- _SET TASK_
Copy out each line of the listing that has the word "Veranstaltung" in it.

- _DATA EXTRACT_
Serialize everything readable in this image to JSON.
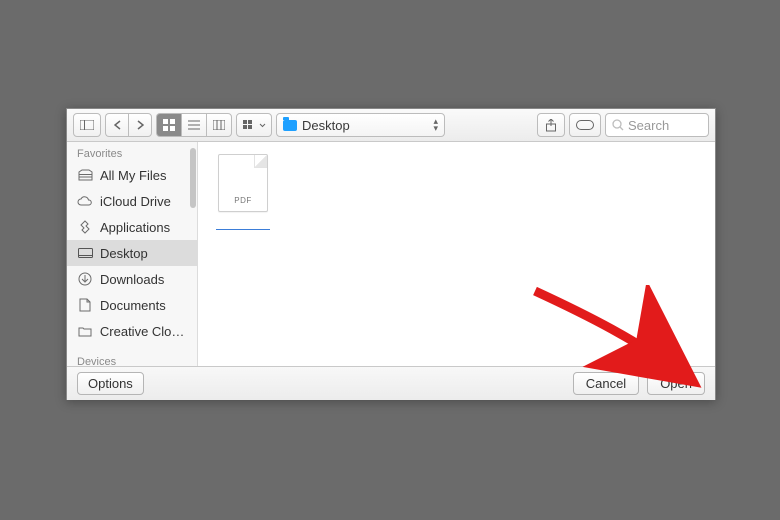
{
  "toolbar": {
    "path_label": "Desktop",
    "search_placeholder": "Search"
  },
  "sidebar": {
    "sections": {
      "favorites": "Favorites",
      "devices": "Devices"
    },
    "items": [
      {
        "label": "All My Files"
      },
      {
        "label": "iCloud Drive"
      },
      {
        "label": "Applications"
      },
      {
        "label": "Desktop"
      },
      {
        "label": "Downloads"
      },
      {
        "label": "Documents"
      },
      {
        "label": "Creative Clou…"
      }
    ]
  },
  "files": [
    {
      "ext": "PDF",
      "name": ""
    }
  ],
  "footer": {
    "options": "Options",
    "cancel": "Cancel",
    "open": "Open"
  }
}
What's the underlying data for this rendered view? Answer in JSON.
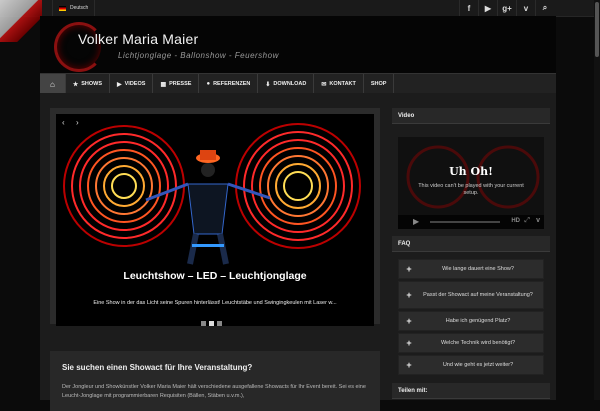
{
  "topbar": {
    "language": "Deutsch",
    "social_icons": [
      "facebook-icon",
      "youtube-icon",
      "google-plus-icon",
      "vimeo-icon",
      "search-icon"
    ],
    "social_glyphs": [
      "f",
      "▶",
      "g+",
      "v",
      "⌕"
    ]
  },
  "header": {
    "title": "Volker Maria Maier",
    "subtitle": "Lichtjonglage - Ballonshow - Feuershow"
  },
  "nav": {
    "items": [
      {
        "label": "SHOWS",
        "icon": "★"
      },
      {
        "label": "VIDEOS",
        "icon": "▶"
      },
      {
        "label": "PRESSE",
        "icon": "▦"
      },
      {
        "label": "REFERENZEN",
        "icon": "●"
      },
      {
        "label": "DOWNLOAD",
        "icon": "⬇"
      },
      {
        "label": "KONTAKT",
        "icon": "✉"
      },
      {
        "label": "SHOP",
        "icon": ""
      }
    ]
  },
  "slider": {
    "title": "Leuchtshow – LED – Leuchtjonglage",
    "text": "Eine Show in der das Licht seine Spuren hinterlässt! Leuchtstäbe und Swingingkeulen mit Laser w...",
    "prev": "‹",
    "next": "›"
  },
  "main": {
    "title": "Sie suchen einen Showact für Ihre Veranstaltung?",
    "text": "Der Jongleur und Showkünstler Volker Maria Maier hält verschiedene ausgefallene Showacts für Ihr Event bereit. Sei es eine Leucht-Jonglage mit programmierbaren Requisiten (Bällen, Stäben u.v.m.),"
  },
  "video": {
    "heading": "Video",
    "title": "Uh Oh!",
    "message": "This video can't be played with your current setup."
  },
  "faq": {
    "heading": "FAQ",
    "items": [
      "Wie lange dauert eine Show?",
      "Passt der Showact auf meine Veranstaltung?",
      "Habe ich genügend Platz?",
      "Welche Technik wird benötigt?",
      "Und wie geht es jetzt weiter?"
    ]
  },
  "share": {
    "heading": "Teilen mit:"
  },
  "colors": {
    "accent": "#8a1010",
    "background": "#0b0b0b"
  }
}
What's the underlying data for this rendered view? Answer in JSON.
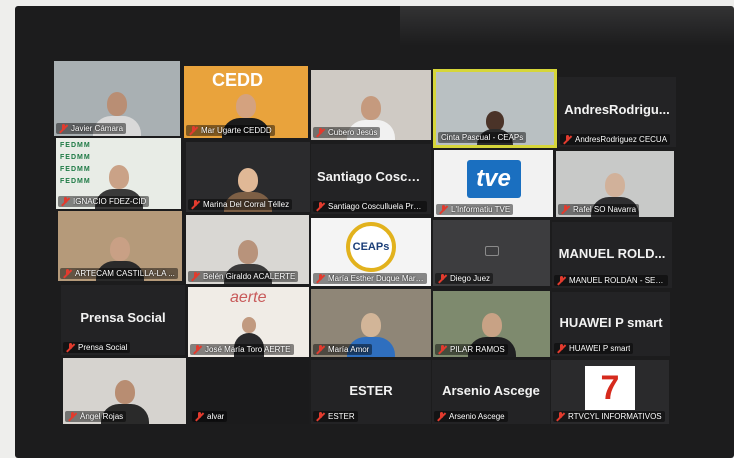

- _ANSWER FOR THIS EXERCISE_
    "title": "Sie suchen einen Showact für Ihre Veranstaltung?",
      "Passt der Showact auf meine Veranstaltung?",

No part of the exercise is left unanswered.